### Passage for review
+-------+
The incidence of smallness for gestational age (SGA) was similar for pregnant self-reported dual users (27%) and pregnant self-reported smokers (26%). The estimated adjusted RRs for SGA were also similar for pregnant dual users and pregnant smokers relative to non-smokers. This similarity in RRs remained after restricting the classification of self-reported dual users and smokers to those confirmed by hair nicotine levels ≥2.77 ng/mg and self-reported non-smokers confirmed by nicotine levels <2.77 ng/mg. The estimated risk of SGA among confirmed dual users was over 8 times that for confirmed non-smokers.

Limitations and strengths

There are several limitations to our study. First, our sample was small. Future studies with more participants should be able to determine whether the NNK-to-nicotine ratio of ENDS users is different from that of cigarette users. Second, we were unable to collect e-liquids used by our participants, which would have allowed us to assess their nicotine and NNK content and to determine whether they correlated with levels detected in hair samples. Third, only one participant reported sole use of ENDS and was excluded from the analysis. All remaining ENDS users also smoked cigarettes. Therefore, we were not able to estimate the average exposure to nicotine, cotinine, or TSNAs for ENDS-only users.

Our study has several strengths. First, our study used a prospective cohort design. Second, our study filled a gap in the literature by measuring nicotine, cotinine, and TSNAs in hair, hence with longer half-lives, instead of relying solely on self-reports in a study population of pregnant women, including women who reported using ENDS. Third, we estimated the effect of nicotine, cotinine, and TSNAs measured during the end of the first trimester or early in the second trimester on the birth SGA outcome. One previous study used nicotine levels in hair to assess the association between tobacco exposure and the risk of SGA as a birth outcome. Unfortunately, that study used hair specimens collected during delivery, and thus assessed only the effects of exposure during the last trimester42.

CONCLUSIONS

The use of nicotine products other than cigarettes has recently increased over time. The current study provides novel data on hair nicotine levels for pregnant women who were exposed to nicotine using ENDS as well as cigarettes, and provides estimates for the association between tobacco exposure during pregnancy and smallness for gestational age. We found that exposure to nicotine, cotinine, NNK, or NNAL, was not lower for pregnant women who were dual users (i.e. ENDS and cigarettes) compared with those who were cigarette smokers. Dual users were exposed to NNK, a known human carcinogen, at the same or greater levels as smokers were, which raises concerns about the long-term adverse effects of ENDS. Furthermore, the risk of smallness for gestational age for offspring of pregnant dual users was similar to that for offspring of pregnant smokers. Future studies, preferably with larger numbers of ENDS-only users, are needed which examine the effect of nicotine product use during pregnancy on birth outcomes.
+-------+
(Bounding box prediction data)

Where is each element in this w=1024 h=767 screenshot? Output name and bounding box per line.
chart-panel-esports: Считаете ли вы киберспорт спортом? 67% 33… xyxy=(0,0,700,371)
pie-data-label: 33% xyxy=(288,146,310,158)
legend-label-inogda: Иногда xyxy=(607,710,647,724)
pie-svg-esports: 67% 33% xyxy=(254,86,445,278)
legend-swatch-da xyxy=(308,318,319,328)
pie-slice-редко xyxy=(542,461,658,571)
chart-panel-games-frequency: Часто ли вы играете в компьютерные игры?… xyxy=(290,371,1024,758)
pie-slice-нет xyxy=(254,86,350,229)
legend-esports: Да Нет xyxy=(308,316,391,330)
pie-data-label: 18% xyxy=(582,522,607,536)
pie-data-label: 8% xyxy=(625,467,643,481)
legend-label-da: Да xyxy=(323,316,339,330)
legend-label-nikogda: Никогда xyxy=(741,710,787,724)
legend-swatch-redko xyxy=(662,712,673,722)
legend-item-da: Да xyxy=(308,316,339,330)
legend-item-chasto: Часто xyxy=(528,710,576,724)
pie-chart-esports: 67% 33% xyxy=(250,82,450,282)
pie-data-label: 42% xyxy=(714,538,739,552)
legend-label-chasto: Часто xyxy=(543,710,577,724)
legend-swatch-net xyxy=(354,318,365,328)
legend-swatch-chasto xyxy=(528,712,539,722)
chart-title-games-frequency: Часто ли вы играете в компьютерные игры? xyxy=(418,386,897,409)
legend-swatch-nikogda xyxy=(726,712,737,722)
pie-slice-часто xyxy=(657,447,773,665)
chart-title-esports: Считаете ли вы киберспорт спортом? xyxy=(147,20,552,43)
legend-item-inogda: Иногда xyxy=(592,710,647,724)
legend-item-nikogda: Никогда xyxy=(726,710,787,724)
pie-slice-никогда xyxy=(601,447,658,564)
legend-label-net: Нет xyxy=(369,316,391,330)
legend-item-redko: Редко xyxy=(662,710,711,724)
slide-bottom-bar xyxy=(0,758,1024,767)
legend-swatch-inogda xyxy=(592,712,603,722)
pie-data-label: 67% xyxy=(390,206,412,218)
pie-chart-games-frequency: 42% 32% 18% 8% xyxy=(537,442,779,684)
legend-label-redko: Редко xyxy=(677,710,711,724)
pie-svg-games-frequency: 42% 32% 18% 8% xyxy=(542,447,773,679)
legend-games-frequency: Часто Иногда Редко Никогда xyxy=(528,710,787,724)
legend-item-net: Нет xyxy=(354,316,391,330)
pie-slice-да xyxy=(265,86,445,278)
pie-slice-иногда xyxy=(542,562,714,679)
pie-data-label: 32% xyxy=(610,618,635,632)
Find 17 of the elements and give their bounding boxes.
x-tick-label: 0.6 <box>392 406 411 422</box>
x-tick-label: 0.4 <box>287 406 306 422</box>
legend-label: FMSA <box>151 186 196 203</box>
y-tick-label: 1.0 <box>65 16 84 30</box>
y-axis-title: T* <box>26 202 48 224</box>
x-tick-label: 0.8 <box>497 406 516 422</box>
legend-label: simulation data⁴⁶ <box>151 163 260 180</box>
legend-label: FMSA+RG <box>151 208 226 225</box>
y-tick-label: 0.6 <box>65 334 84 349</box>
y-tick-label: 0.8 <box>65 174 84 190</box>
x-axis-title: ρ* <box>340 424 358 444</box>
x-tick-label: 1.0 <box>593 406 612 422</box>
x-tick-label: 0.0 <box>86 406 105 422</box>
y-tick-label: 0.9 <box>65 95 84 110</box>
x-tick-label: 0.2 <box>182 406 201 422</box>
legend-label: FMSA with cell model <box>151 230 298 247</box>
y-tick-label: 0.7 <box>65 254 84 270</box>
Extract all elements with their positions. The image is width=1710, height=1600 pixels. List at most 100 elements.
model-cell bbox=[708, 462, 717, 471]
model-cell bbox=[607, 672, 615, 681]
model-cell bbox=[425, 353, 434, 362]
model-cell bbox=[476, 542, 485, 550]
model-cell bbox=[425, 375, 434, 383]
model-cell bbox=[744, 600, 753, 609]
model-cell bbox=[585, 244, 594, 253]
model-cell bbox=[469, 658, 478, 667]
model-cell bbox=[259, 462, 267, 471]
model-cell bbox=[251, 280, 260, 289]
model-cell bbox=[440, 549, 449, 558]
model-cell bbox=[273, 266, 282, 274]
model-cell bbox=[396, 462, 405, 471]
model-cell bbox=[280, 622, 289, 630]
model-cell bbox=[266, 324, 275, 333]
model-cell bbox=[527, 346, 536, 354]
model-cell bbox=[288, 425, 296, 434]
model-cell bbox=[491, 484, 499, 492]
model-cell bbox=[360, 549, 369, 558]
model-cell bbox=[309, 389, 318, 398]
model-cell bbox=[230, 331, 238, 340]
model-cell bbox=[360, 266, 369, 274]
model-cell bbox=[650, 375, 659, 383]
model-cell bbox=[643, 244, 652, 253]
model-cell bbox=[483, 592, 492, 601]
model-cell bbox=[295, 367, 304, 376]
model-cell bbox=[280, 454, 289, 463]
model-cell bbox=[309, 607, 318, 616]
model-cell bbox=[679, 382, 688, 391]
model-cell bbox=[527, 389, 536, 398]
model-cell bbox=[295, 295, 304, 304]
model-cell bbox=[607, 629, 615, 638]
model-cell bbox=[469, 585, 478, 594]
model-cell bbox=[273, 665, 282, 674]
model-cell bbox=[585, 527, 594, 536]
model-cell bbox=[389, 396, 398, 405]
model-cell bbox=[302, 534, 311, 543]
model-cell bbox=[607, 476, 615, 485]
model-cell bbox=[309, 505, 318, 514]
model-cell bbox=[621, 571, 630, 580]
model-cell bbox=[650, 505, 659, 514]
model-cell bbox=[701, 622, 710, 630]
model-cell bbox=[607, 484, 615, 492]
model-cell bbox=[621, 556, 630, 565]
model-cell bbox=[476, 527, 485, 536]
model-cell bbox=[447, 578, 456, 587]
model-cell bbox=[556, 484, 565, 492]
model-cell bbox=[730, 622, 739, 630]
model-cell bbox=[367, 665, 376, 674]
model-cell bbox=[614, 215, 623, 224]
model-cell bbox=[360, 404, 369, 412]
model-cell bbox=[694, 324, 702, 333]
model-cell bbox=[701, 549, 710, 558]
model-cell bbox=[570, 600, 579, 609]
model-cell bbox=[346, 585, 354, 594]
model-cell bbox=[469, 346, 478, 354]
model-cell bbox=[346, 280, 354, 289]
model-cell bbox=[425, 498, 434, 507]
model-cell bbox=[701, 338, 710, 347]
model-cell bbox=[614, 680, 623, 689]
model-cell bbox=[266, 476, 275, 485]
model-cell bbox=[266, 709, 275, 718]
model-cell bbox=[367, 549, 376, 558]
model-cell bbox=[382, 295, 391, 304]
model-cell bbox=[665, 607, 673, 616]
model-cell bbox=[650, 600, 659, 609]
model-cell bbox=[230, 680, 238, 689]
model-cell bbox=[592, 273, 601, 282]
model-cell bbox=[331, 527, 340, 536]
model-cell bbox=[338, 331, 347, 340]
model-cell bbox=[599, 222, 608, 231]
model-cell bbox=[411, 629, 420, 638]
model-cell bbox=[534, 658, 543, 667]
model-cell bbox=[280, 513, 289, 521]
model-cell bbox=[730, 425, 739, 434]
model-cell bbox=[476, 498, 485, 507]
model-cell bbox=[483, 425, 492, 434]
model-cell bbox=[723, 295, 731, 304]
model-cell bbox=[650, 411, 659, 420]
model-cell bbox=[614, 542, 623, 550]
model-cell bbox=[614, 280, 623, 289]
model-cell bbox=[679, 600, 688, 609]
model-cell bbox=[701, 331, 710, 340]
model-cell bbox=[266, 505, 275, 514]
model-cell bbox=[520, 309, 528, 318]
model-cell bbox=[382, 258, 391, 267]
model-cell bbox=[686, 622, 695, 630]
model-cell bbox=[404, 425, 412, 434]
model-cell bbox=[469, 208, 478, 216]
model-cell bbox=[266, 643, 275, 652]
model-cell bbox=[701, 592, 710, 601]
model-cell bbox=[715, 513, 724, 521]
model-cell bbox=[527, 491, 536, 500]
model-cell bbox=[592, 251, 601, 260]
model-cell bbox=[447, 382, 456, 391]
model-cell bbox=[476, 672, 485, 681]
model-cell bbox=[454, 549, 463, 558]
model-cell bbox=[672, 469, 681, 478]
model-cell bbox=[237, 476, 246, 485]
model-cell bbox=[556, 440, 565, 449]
+-------+
### List of tasks
1. Reproduce the part of the study excerpt that runs from "There are several" to "for ENDS-only users.".
2. Answer these questions from the study excerpt:
(a) What was the incidence of SGA among pregnant self-reported dual users?
(b) How many participants reported sole use of ENDS?
(c) What design did the study use?

### Numbered answers
1.
There are several limitations to our study. First, our sample was small. Future studies with more participants should be able to determine whether the NNK-to-nicotine ratio of ENDS users is different from that of cigarette users. Second, we were unable to collect e-liquids used by our participants, which would have allowed us to assess their nicotine and NNK content and to determine whether they correlated with levels detected in hair samples. Third, only one participant reported sole use of ENDS and was excluded from the analysis. All remaining ENDS users also smoked cigarettes. Therefore, we were not able to estimate the average exposure to nicotine, cotinine, or TSNAs for ENDS-only users.

2.
(a) 27%
(b) One
(c) A prospective cohort design